-- Set exercise --
Copy each line below in which the word "居住用地可" occurs.

[Collected data]
──────
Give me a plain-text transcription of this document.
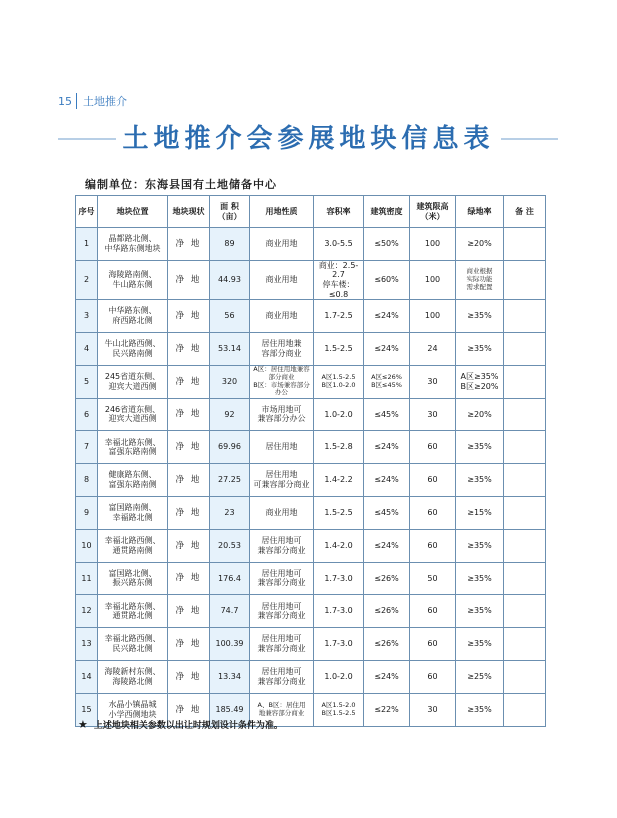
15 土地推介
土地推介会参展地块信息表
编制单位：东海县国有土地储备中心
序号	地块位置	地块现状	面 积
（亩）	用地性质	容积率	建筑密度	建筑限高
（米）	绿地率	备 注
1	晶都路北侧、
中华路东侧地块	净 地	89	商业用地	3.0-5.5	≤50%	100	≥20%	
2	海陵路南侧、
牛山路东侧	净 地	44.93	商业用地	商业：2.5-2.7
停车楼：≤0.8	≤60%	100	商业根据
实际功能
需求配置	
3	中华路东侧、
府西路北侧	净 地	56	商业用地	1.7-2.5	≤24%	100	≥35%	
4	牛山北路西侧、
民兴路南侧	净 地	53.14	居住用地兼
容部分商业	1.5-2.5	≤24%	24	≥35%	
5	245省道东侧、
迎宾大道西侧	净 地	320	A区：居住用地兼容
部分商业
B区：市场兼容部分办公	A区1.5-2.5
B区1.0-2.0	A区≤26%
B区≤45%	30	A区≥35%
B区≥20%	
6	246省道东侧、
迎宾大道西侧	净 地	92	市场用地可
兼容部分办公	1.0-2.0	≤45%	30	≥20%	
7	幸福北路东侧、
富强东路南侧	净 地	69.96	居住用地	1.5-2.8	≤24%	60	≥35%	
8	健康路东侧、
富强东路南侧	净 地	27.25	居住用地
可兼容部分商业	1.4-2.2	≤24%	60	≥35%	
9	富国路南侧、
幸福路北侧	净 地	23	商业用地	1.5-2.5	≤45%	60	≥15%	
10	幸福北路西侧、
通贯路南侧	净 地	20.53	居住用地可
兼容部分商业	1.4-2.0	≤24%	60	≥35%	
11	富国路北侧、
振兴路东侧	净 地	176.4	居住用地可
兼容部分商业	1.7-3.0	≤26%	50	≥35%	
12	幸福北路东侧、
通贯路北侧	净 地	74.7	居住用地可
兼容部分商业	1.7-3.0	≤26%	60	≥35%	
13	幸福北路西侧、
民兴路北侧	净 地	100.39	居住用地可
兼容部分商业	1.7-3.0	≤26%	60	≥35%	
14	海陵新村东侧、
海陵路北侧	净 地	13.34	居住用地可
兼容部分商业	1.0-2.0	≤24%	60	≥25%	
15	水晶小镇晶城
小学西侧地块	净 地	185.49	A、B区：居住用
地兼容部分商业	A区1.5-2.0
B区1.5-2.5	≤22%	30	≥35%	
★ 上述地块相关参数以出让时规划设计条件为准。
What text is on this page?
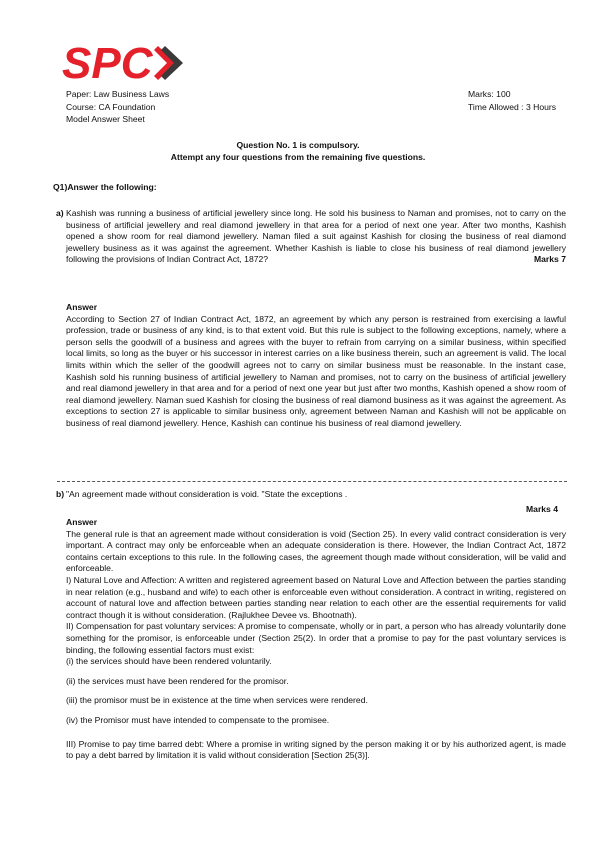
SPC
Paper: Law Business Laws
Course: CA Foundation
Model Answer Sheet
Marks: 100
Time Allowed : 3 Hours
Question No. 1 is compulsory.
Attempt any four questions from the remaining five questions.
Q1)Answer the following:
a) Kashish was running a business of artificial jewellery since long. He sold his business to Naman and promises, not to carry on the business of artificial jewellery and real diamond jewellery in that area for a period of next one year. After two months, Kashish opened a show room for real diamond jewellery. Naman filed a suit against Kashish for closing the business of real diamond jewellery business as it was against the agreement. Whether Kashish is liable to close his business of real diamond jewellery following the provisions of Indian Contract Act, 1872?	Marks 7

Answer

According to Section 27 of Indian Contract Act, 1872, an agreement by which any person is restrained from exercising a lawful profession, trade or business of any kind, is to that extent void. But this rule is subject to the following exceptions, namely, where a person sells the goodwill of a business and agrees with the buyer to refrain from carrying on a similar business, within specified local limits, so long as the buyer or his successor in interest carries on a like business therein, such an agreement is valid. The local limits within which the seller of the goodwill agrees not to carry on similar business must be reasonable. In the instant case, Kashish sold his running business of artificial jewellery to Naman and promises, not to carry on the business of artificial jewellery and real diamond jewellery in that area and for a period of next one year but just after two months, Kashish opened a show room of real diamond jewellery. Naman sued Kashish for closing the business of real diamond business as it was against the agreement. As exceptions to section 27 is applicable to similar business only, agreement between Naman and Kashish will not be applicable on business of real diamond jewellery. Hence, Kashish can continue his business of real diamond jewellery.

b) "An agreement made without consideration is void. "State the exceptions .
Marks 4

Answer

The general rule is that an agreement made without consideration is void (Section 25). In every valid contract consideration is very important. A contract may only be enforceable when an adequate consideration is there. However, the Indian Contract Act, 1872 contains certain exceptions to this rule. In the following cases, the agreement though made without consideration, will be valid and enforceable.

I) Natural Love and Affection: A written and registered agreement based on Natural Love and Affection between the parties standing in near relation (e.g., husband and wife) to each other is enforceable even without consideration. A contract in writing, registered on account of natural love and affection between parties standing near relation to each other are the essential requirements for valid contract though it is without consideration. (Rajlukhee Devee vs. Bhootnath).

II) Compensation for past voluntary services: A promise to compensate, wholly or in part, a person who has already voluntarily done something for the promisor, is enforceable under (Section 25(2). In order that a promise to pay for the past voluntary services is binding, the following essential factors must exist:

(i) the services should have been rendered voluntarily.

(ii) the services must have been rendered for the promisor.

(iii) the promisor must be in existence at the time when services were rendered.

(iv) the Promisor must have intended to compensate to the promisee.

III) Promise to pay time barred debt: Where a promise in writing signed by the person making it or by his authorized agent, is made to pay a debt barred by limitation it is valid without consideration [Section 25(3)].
──────
-- Result below --
通贯路南侧	净 地	20.53	居住用地可
振兴路东侧	净 地	176.4	居住用地可
通贯路北侧	净 地	74.7	居住用地可
民兴路北侧	净 地	100.39	居住用地可
海陵路北侧	净 地	13.34	居住用地可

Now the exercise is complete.